Given problem: Please gather every row below that contains the string "Text" and copy each such row in full. Case counts.

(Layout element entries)
:::::
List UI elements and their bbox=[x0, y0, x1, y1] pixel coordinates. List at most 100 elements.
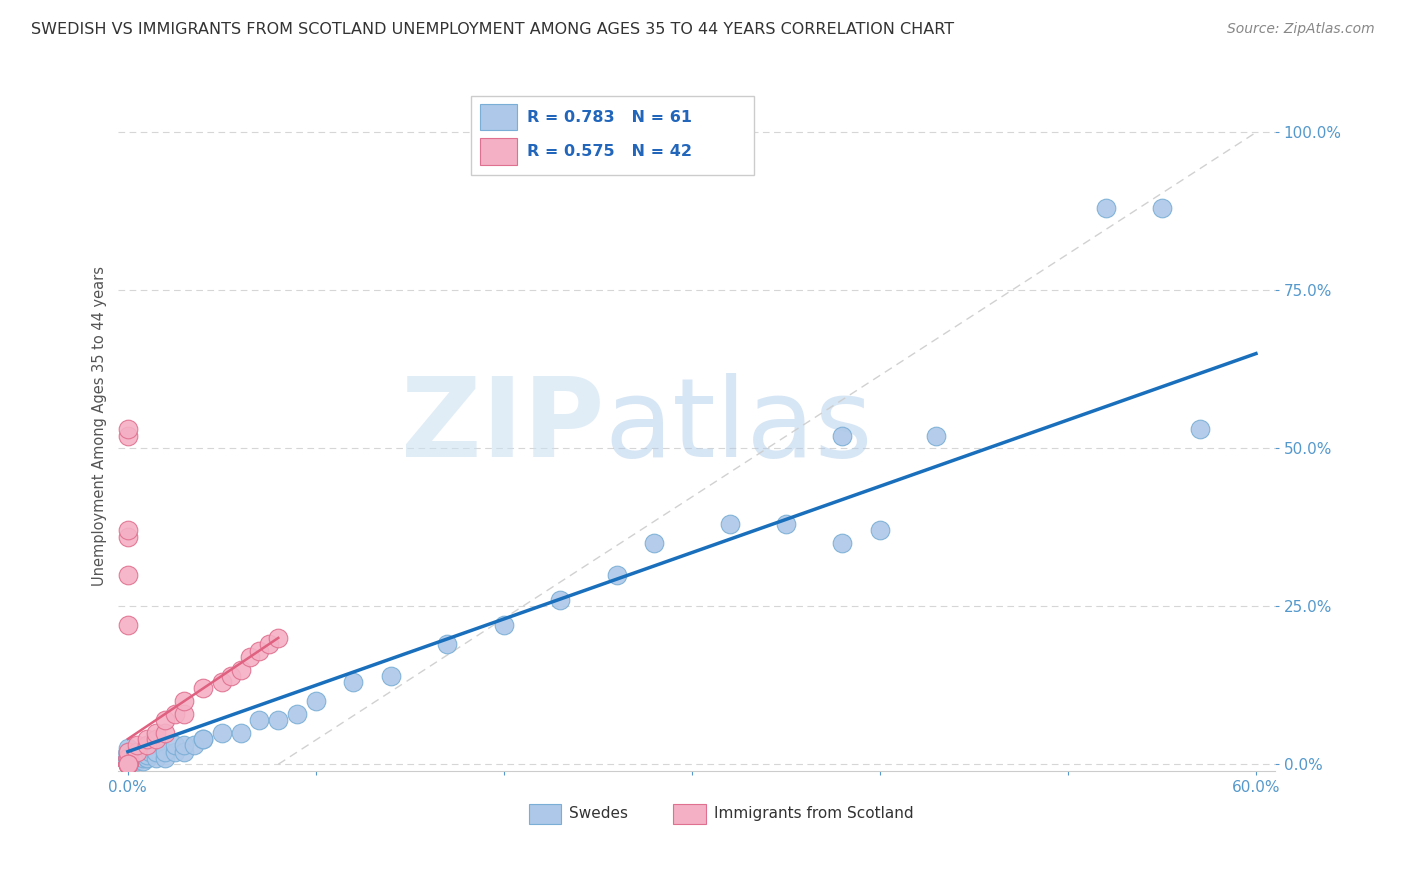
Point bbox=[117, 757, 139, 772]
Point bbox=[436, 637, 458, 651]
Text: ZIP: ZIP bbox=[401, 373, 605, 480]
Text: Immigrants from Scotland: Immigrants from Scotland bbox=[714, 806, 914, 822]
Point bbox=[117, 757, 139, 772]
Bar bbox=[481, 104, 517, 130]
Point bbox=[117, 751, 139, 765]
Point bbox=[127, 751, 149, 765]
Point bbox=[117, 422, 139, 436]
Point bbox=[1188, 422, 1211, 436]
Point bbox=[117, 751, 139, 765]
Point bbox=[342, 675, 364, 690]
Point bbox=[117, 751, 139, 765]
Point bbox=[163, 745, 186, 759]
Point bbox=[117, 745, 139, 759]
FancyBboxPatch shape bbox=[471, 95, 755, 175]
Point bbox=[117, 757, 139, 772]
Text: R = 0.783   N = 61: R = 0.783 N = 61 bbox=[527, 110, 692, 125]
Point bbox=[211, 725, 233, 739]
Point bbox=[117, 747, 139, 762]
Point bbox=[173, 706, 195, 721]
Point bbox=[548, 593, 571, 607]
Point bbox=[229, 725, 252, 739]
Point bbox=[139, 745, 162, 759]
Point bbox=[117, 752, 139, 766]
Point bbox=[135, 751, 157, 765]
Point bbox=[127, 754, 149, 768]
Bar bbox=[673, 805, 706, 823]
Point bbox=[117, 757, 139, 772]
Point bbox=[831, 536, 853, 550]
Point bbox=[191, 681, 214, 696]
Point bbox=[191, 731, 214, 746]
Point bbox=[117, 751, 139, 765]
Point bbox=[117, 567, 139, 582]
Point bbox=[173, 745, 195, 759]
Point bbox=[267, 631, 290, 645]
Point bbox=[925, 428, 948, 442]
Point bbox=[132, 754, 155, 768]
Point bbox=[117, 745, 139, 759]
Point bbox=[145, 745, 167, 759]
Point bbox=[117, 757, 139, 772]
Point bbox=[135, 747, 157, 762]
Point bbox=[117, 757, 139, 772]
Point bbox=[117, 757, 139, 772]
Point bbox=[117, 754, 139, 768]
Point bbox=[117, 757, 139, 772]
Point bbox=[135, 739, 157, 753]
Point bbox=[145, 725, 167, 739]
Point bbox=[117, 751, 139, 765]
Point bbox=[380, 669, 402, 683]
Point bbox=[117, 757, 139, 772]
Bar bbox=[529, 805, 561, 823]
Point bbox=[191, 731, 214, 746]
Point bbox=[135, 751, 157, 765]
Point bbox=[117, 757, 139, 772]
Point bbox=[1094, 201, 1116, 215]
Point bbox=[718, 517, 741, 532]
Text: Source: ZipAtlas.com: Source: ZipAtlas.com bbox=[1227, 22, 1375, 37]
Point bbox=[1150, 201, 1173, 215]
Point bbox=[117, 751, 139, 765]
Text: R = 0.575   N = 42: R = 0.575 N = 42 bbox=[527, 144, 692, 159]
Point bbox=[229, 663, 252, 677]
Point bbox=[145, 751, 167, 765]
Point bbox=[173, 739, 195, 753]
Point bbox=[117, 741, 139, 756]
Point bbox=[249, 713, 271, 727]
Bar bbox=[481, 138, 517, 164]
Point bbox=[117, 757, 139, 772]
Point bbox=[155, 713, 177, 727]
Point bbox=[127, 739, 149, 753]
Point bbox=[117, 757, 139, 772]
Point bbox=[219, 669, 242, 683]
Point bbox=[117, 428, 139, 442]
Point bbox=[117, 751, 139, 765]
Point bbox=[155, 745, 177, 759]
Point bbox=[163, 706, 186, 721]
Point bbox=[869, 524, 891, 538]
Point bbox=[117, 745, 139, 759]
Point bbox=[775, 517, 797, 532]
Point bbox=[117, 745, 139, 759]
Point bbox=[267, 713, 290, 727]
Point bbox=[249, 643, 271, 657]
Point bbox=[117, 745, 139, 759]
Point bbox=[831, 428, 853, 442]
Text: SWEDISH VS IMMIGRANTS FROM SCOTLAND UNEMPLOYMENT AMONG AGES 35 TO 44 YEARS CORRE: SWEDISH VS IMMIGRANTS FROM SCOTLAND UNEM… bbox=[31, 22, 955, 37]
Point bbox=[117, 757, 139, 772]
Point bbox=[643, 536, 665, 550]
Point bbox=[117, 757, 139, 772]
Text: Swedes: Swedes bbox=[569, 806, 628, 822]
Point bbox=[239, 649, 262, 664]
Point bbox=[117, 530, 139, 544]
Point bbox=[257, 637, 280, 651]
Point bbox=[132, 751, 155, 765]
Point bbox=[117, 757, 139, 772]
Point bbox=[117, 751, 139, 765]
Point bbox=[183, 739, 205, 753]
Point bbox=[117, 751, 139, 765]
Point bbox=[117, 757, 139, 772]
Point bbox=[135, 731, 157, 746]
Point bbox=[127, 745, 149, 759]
:::::
Written response:
Text: ZIP: ZIP bbox=[401, 373, 605, 480]
Text: Immigrants from Scotland: Immigrants from Scotland bbox=[714, 806, 914, 822]
Text: R = 0.783   N = 61: R = 0.783 N = 61 bbox=[527, 110, 692, 125]
Text: Source: ZipAtlas.com: Source: ZipAtlas.com bbox=[1227, 22, 1375, 37]
Text: R = 0.575   N = 42: R = 0.575 N = 42 bbox=[527, 144, 692, 159]
Text: SWEDISH VS IMMIGRANTS FROM SCOTLAND UNEMPLOYMENT AMONG AGES 35 TO 44 YEARS CORRE: SWEDISH VS IMMIGRANTS FROM SCOTLAND UNEM… bbox=[31, 22, 955, 37]
Text: Swedes: Swedes bbox=[569, 806, 628, 822]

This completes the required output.